◆ Task goal: Write out the records word for word, with no pictures.

Items from a data source:
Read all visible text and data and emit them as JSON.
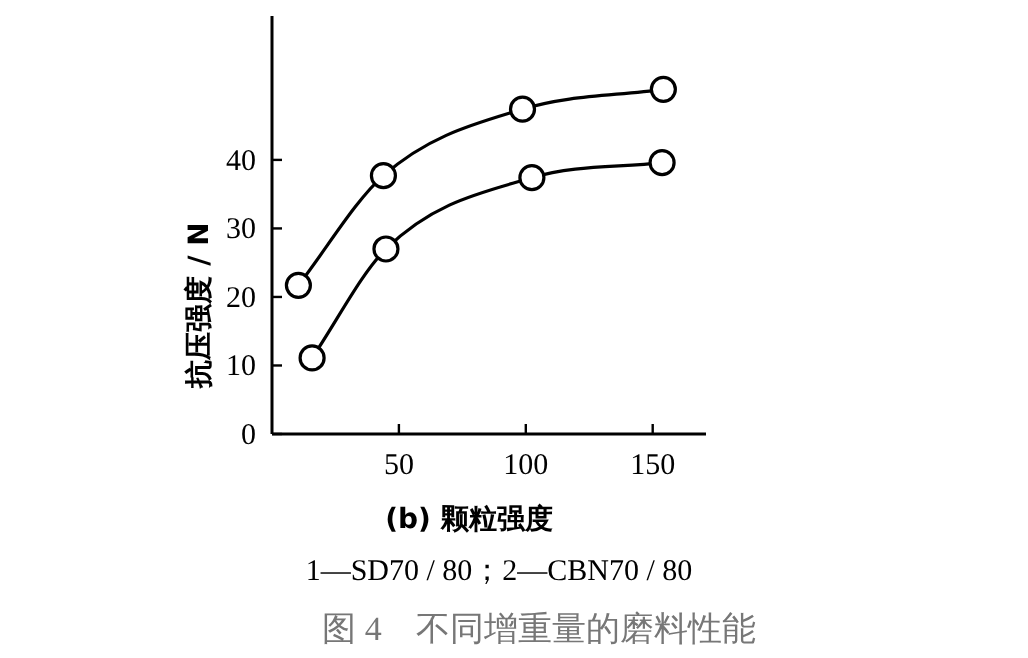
{
  "chart_data": {
    "type": "line",
    "xlabel": "(b) 颗粒强度",
    "ylabel": "抗压强度 / N",
    "annotations": [
      "1—SD70 / 80；2—CBN70 / 80",
      "图 4　不同增重量的磨料性能"
    ],
    "series": [
      {
        "color": "#000000",
        "x": [
          10.4,
          43.9,
          98.7,
          154.2
        ],
        "values": [
          21.7,
          37.7,
          47.4,
          50.3
        ]
      },
      {
        "color": "#000000",
        "x": [
          15.8,
          44.9,
          102.4,
          153.7
        ],
        "values": [
          11.1,
          27.0,
          37.4,
          39.6
        ]
      }
    ],
    "xlim": [
      0,
      171
    ],
    "ylim": [
      0,
      61
    ],
    "xticks": [
      50,
      100,
      150
    ],
    "yticks": [
      0,
      10,
      20,
      30,
      40
    ],
    "marker": "circle",
    "line_style": "solid"
  }
}
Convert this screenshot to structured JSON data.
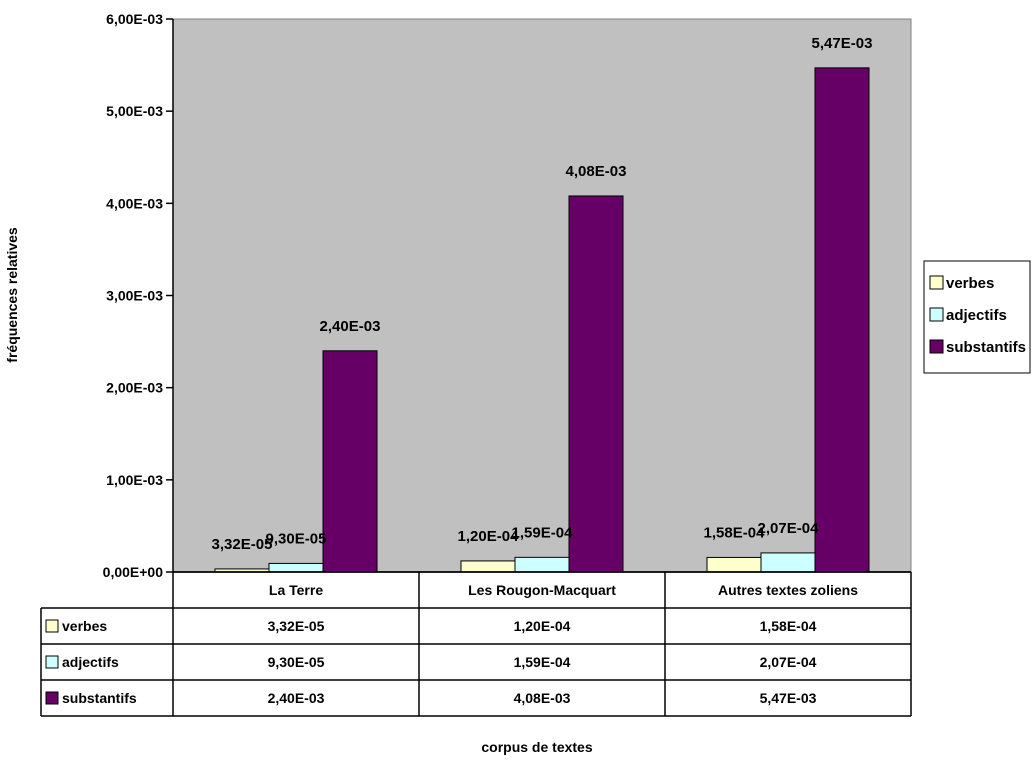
{
  "chart_data": {
    "type": "bar",
    "title": "",
    "xlabel": "corpus de textes",
    "ylabel": "fréquences relatives",
    "ylim": [
      0,
      0.006
    ],
    "yticks": [
      {
        "value": 0,
        "label": "0,00E+00"
      },
      {
        "value": 0.001,
        "label": "1,00E-03"
      },
      {
        "value": 0.002,
        "label": "2,00E-03"
      },
      {
        "value": 0.003,
        "label": "3,00E-03"
      },
      {
        "value": 0.004,
        "label": "4,00E-03"
      },
      {
        "value": 0.005,
        "label": "5,00E-03"
      },
      {
        "value": 0.006,
        "label": "6,00E-03"
      }
    ],
    "categories": [
      "La Terre",
      "Les Rougon-Macquart",
      "Autres textes zoliens"
    ],
    "series": [
      {
        "name": "verbes",
        "color": "#ffffcc",
        "values": [
          3.32e-05,
          0.00012,
          0.000158
        ],
        "labels": [
          "3,32E-05",
          "1,20E-04",
          "1,58E-04"
        ]
      },
      {
        "name": "adjectifs",
        "color": "#ccffff",
        "values": [
          9.3e-05,
          0.000159,
          0.000207
        ],
        "labels": [
          "9,30E-05",
          "1,59E-04",
          "2,07E-04"
        ]
      },
      {
        "name": "substantifs",
        "color": "#660066",
        "values": [
          0.0024,
          0.00408,
          0.00547
        ],
        "labels": [
          "2,40E-03",
          "4,08E-03",
          "5,47E-03"
        ]
      }
    ],
    "grid": false,
    "legend": "right",
    "plot_background": "#c0c0c0",
    "data_table": true
  }
}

◆ Answer for this exercise:
Read all visible text and data and emit them as JSON.
{
  "chart_data": {
    "type": "line",
    "xlabel": "(b) 颗粒强度",
    "ylabel": "抗压强度 / N",
    "annotations": [
      "1—SD70 / 80；2—CBN70 / 80",
      "图 4　不同增重量的磨料性能"
    ],
    "series": [
      {
        "color": "#000000",
        "x": [
          10.4,
          43.9,
          98.7,
          154.2
        ],
        "values": [
          21.7,
          37.7,
          47.4,
          50.3
        ]
      },
      {
        "color": "#000000",
        "x": [
          15.8,
          44.9,
          102.4,
          153.7
        ],
        "values": [
          11.1,
          27.0,
          37.4,
          39.6
        ]
      }
    ],
    "xlim": [
      0,
      171
    ],
    "ylim": [
      0,
      61
    ],
    "xticks": [
      50,
      100,
      150
    ],
    "yticks": [
      0,
      10,
      20,
      30,
      40
    ],
    "marker": "circle",
    "line_style": "solid"
  }
}
Convert this screenshot to structured JSON data.
{
  "chart_data": {
    "type": "bar",
    "title": "",
    "xlabel": "corpus de textes",
    "ylabel": "fréquences relatives",
    "ylim": [
      0,
      0.006
    ],
    "yticks": [
      {
        "value": 0,
        "label": "0,00E+00"
      },
      {
        "value": 0.001,
        "label": "1,00E-03"
      },
      {
        "value": 0.002,
        "label": "2,00E-03"
      },
      {
        "value": 0.003,
        "label": "3,00E-03"
      },
      {
        "value": 0.004,
        "label": "4,00E-03"
      },
      {
        "value": 0.005,
        "label": "5,00E-03"
      },
      {
        "value": 0.006,
        "label": "6,00E-03"
      }
    ],
    "categories": [
      "La Terre",
      "Les Rougon-Macquart",
      "Autres textes zoliens"
    ],
    "series": [
      {
        "name": "verbes",
        "color": "#ffffcc",
        "values": [
          3.32e-05,
          0.00012,
          0.000158
        ],
        "labels": [
          "3,32E-05",
          "1,20E-04",
          "1,58E-04"
        ]
      },
      {
        "name": "adjectifs",
        "color": "#ccffff",
        "values": [
          9.3e-05,
          0.000159,
          0.000207
        ],
        "labels": [
          "9,30E-05",
          "1,59E-04",
          "2,07E-04"
        ]
      },
      {
        "name": "substantifs",
        "color": "#660066",
        "values": [
          0.0024,
          0.00408,
          0.00547
        ],
        "labels": [
          "2,40E-03",
          "4,08E-03",
          "5,47E-03"
        ]
      }
    ],
    "grid": false,
    "legend": "right",
    "plot_background": "#c0c0c0",
    "data_table": true
  }
}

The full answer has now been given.